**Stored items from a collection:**
***

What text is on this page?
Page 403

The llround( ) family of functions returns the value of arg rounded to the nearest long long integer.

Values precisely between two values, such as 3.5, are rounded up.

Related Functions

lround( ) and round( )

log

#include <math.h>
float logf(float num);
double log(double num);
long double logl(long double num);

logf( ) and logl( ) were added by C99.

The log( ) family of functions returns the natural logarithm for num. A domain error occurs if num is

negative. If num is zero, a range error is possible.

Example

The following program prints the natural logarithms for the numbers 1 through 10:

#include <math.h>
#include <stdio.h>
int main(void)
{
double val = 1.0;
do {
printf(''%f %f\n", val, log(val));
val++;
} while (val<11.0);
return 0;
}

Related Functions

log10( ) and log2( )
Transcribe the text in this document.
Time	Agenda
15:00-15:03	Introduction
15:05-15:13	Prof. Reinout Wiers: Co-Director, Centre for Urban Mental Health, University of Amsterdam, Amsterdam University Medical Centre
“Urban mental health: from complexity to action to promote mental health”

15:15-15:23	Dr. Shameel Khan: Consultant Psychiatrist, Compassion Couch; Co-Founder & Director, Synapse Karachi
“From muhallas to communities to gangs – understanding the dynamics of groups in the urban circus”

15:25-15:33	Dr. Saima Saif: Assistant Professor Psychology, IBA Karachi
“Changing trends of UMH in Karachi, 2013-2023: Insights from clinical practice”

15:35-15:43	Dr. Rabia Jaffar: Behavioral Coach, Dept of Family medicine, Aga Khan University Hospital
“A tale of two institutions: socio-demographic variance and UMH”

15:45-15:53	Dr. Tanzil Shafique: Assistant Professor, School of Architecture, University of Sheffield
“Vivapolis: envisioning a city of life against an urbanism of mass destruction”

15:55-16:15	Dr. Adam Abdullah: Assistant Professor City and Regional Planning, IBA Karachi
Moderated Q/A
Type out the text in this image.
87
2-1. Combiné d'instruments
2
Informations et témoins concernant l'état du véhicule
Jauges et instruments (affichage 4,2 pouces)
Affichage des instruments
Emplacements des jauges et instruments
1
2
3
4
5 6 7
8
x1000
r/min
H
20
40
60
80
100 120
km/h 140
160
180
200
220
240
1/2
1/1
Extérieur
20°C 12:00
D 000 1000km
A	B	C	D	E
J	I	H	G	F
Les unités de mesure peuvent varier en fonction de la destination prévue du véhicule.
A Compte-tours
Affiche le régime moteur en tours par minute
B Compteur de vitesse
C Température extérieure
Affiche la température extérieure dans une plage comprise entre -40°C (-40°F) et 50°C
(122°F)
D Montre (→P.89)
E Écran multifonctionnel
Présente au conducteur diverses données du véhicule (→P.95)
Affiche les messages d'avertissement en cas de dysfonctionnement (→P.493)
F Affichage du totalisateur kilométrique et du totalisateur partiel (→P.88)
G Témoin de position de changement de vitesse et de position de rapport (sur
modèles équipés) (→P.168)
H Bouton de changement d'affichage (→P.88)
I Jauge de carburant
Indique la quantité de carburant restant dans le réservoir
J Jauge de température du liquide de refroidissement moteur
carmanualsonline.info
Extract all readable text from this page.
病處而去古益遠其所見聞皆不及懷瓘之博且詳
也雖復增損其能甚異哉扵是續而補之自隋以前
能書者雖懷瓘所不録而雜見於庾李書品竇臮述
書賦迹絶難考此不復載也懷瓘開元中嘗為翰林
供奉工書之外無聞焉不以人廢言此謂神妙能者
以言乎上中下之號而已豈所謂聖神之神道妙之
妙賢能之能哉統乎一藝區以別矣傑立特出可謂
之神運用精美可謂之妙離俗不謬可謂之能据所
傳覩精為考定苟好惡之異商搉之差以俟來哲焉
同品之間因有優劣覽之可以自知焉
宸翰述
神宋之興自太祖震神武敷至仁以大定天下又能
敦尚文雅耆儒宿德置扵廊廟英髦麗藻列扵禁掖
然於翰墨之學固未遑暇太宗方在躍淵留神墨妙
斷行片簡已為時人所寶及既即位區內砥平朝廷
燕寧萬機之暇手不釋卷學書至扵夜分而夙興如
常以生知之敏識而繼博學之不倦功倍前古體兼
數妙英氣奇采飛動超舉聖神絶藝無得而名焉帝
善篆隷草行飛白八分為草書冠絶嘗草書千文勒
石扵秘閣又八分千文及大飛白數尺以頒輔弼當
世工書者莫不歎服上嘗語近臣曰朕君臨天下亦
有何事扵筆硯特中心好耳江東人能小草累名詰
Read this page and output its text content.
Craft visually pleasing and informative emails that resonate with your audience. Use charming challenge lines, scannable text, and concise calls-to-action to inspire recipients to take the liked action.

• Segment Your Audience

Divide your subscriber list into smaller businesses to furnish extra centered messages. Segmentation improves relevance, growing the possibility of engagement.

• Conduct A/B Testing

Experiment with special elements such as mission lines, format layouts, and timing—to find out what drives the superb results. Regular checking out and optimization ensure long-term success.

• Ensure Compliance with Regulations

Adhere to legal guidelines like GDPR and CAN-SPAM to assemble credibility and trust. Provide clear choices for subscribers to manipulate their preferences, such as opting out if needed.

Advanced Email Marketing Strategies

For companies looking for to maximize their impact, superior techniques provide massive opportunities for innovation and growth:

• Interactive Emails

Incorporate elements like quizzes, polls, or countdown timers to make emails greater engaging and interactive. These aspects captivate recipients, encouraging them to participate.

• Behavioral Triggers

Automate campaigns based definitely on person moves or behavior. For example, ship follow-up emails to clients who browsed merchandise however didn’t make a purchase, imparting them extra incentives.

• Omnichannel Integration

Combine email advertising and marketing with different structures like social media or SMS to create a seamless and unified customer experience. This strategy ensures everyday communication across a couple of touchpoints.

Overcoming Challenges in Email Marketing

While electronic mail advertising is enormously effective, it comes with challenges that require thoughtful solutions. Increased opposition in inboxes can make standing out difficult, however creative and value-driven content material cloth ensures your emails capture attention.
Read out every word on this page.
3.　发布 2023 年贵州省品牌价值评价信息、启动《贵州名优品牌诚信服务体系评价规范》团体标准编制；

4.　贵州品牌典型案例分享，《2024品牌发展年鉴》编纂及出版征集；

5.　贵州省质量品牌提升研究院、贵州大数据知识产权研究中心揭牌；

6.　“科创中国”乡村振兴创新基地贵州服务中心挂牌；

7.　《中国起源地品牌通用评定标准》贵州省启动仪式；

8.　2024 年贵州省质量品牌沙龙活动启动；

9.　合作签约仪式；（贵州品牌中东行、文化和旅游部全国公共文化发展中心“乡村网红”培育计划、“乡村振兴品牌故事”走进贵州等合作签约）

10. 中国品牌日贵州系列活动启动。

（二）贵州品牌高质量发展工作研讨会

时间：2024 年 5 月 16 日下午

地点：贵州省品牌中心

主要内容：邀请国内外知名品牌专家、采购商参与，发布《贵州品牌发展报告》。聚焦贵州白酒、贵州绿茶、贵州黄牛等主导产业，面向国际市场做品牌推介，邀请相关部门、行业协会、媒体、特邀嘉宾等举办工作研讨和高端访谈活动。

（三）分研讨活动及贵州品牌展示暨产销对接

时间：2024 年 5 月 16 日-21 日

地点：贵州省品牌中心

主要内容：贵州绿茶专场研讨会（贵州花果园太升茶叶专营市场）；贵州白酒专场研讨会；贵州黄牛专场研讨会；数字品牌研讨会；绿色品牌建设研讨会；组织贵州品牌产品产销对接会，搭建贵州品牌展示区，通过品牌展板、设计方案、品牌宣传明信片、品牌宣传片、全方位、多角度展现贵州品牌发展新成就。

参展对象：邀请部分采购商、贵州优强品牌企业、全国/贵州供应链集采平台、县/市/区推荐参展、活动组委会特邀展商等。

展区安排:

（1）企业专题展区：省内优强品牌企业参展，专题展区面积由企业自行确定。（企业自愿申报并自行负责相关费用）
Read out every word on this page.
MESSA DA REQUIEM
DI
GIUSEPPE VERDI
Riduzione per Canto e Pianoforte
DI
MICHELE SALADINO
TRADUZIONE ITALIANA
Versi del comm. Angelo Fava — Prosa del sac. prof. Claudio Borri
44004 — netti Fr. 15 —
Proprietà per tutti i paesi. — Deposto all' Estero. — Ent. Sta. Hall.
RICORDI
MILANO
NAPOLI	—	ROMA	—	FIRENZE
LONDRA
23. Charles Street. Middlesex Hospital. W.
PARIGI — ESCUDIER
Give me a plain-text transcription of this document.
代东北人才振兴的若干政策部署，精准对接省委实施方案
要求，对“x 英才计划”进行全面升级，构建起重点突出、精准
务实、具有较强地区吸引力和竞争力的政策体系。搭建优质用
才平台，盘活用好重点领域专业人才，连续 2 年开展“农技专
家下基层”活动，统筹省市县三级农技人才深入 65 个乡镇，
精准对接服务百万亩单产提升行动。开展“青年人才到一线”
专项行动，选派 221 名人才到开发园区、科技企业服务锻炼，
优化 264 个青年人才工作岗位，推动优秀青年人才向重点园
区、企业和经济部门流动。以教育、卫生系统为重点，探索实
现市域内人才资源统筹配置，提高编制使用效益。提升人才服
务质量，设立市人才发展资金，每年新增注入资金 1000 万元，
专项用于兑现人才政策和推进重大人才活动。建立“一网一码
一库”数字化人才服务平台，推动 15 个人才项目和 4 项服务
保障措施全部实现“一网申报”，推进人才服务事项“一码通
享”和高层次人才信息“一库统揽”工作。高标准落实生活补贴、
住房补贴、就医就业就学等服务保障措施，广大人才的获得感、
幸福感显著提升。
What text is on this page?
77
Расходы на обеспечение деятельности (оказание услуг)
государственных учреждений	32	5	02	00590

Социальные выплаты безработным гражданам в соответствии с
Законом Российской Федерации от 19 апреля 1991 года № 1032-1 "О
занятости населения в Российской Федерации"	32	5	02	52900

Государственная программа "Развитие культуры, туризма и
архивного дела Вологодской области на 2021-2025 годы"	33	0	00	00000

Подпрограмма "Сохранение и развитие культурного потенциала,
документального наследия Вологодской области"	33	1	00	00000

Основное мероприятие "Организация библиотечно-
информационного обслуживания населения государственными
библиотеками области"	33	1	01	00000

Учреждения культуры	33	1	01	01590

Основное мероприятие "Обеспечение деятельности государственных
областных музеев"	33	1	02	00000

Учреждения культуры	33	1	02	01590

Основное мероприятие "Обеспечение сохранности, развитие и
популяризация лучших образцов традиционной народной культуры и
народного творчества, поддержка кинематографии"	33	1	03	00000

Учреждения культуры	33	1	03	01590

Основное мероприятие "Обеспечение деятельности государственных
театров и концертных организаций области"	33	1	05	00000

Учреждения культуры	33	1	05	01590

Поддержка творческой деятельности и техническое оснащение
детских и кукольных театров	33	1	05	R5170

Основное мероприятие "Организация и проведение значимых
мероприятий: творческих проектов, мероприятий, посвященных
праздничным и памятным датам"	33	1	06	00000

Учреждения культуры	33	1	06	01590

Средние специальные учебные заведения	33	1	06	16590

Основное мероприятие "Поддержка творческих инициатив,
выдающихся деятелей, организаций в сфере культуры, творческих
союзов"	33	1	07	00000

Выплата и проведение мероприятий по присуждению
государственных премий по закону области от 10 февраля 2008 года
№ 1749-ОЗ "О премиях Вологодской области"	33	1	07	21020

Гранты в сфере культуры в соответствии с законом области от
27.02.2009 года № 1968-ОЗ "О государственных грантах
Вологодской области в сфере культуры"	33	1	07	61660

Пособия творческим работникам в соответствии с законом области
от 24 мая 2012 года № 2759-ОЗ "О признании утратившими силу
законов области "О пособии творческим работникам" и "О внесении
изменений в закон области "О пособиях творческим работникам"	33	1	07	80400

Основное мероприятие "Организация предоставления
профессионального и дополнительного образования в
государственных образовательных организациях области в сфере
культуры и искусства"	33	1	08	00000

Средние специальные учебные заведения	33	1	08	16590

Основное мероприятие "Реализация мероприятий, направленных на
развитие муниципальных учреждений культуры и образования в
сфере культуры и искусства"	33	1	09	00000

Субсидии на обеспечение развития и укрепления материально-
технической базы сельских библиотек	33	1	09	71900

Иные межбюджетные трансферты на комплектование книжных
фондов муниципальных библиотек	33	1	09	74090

***

**Stated problem:** Scan the material and collect every line that contains "работникам".

**Task answer:**
Пособия творческим работникам в соответствии с законом области
законов области "О пособии творческим работникам" и "О внесении
изменений в закон области "О пособиях творческим работникам"	33	1	07	80400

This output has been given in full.